● SUPPLIED PASSAGE
The opposition could not do a thing but at least it announced that were they in charge, the would find the credits to buy 40+  tankers a month, regularize gas supply within two weeks and fix in a short time whatever can be fixed of the Venezuelan refineries.  

Of course, this way the opposition did score a point indicating that 5 Iranian tankers are not enough to cover the needs, which we can see from day one of the tankers arrival. Corruption and extended gas lines were kept. The price of gas was jacked up from 0,00000... USD to 50 a cents a liter, little bit less than 2 $ a gallon. Plus of course what you pay the Nazional Guard to let you access the gas station and other miscellaneous expenses.

Because yes, without a doubt, the gas distribution scheme was designed to favor corruption, directed mostly to the army that can get pretty much what it wants and resell it at any price it wants (I was told by some friends that they paid as much as 4$ a liter at the peak crisis time).

When we will be able to write real history books, t4his Iran gas thing will mark one of the low points. But a high point in corruption, certainl.






6 comments:

  1. Island Canuck1:37 PM

    "The price of gas was jacked up from 0,00000... USD to 50 a cents a liter, little bit less than 2 $ a gallon. Plus of course what you pay the Nazional Guard to let you access the gas station and other miscellaneous expenses."

    Here in Margarita we have not seen any corruption in terms of actually getting gasoline. You have to line up on your assigned day (based on your plate number). In the first week there was a lot of confusion and little gasoline. They were selling the reserves that we had on the Island which quickly ran out. But as Irian gasoline arrived things gradually leveled out.

    The price is subsidized at US$0.05 per litre however many stations do not have working POSs so you have to pay in cash for up to 30 litres per day and 120 litres per month. If you want more than that or you want on an unscheduled day there are 4 stations out of 26 that sell at the US$0.50 per litre price and there are no limits on amount or which day you go.

    As there is little or no cash in BsS most pay in US$ cash.
    US$1 for up to 30 litres of subsidized gas.

● ACTIVITY
Answer from the post on Venezuelan gasoline and its comment:
1. How many tankers a month did the opposition say it would find the credits to buy?
2. What is the most that friends of the writer said they paid per liter at the peak of the crisis?
3. According to the comment from Margarita, how many of the 26 stations sell at the US$0.50 per litre price?
The rows that come next are separate material with no connection to the post on Venezuelan gasoline.

[Document understanding data]
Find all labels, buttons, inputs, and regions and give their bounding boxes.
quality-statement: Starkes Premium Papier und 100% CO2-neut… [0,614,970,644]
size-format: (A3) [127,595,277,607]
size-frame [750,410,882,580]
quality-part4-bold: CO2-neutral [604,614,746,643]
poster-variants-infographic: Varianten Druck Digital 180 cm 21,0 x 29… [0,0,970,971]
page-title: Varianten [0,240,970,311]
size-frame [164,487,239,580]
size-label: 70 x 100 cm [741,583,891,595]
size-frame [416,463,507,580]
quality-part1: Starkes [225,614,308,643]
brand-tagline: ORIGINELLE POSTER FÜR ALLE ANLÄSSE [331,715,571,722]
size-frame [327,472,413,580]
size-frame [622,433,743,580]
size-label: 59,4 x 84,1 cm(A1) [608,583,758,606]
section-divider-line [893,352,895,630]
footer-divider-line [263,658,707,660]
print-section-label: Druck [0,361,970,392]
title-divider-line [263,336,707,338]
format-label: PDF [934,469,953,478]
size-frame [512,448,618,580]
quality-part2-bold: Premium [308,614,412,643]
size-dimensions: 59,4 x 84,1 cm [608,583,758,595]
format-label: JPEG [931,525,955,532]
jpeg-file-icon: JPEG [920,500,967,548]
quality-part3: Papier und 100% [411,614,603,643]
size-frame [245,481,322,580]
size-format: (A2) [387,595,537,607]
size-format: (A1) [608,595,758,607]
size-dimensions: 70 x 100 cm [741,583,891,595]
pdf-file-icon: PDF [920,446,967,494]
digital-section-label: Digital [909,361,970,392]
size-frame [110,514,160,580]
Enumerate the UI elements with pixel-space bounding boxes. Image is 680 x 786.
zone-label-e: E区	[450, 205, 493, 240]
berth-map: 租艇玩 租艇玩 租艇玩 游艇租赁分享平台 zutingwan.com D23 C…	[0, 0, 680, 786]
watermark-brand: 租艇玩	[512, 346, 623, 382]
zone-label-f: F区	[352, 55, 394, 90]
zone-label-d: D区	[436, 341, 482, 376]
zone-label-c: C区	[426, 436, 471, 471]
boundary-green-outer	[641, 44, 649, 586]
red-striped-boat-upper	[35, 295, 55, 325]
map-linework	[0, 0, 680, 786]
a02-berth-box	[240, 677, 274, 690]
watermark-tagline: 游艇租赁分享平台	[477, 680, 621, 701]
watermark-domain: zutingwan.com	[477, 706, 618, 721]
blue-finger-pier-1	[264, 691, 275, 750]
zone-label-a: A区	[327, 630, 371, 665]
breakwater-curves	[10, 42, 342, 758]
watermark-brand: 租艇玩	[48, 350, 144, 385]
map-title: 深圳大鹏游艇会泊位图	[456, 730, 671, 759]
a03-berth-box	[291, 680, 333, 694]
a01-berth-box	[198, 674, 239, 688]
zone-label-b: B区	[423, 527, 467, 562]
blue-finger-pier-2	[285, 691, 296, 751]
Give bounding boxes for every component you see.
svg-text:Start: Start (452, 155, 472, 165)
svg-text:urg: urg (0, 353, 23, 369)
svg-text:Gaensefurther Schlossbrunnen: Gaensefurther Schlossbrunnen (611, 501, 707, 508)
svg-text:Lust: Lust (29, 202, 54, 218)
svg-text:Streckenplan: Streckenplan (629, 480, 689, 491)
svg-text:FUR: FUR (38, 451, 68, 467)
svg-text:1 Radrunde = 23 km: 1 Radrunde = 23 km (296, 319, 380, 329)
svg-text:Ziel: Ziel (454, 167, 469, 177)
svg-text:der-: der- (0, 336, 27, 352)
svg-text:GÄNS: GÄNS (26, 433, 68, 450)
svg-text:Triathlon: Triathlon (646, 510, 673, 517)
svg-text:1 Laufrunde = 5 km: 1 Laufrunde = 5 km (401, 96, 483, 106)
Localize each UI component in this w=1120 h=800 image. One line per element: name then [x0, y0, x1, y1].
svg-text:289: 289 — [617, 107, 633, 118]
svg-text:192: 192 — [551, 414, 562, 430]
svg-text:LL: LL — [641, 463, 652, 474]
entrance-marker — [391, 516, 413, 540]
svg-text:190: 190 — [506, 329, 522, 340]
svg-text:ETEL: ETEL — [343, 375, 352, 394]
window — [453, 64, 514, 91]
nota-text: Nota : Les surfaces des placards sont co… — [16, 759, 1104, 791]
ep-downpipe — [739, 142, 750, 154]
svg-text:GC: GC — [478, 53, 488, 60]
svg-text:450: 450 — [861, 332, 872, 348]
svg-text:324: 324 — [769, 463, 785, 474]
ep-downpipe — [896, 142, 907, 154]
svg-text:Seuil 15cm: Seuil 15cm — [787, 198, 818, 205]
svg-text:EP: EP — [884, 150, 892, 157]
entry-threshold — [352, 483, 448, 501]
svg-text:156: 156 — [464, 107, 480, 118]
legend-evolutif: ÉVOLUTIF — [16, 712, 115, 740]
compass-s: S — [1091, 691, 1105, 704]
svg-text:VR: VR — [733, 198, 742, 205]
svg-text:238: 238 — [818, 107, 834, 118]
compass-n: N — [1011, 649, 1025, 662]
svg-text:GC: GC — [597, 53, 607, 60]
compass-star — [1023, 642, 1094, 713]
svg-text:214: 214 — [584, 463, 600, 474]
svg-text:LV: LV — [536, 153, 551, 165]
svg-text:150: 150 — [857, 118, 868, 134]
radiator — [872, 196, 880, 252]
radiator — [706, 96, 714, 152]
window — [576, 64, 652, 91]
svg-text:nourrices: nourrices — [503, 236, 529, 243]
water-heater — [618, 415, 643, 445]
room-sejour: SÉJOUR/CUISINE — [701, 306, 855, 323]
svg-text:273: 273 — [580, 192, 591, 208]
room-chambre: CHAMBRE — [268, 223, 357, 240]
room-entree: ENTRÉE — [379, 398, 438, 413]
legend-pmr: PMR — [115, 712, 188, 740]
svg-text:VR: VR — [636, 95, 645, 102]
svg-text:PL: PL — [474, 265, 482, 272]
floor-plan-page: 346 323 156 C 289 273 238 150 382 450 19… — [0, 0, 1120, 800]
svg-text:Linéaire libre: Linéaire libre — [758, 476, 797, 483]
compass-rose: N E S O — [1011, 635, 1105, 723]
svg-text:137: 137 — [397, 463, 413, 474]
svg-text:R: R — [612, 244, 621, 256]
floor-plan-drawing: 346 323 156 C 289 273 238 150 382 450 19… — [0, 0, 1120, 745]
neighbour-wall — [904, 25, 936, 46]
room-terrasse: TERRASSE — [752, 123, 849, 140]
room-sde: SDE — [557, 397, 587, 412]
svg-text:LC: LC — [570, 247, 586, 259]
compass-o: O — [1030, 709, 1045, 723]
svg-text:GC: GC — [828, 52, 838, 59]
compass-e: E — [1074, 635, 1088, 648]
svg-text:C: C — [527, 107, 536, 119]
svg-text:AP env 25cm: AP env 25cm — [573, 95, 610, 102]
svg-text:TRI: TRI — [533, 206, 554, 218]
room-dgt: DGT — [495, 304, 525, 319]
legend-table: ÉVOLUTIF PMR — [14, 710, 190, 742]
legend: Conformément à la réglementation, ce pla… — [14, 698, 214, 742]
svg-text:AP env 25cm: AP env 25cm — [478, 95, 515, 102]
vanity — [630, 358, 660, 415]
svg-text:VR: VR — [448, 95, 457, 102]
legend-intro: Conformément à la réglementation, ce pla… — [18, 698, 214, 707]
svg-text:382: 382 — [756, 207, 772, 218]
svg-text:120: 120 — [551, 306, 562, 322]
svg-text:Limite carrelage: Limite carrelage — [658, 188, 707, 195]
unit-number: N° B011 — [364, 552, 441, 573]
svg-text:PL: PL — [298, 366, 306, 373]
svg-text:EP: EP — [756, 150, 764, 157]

● ANSWER SECTION
1. 40+ tankers a month.
2. As much as 4$ a liter.
3. 4 stations.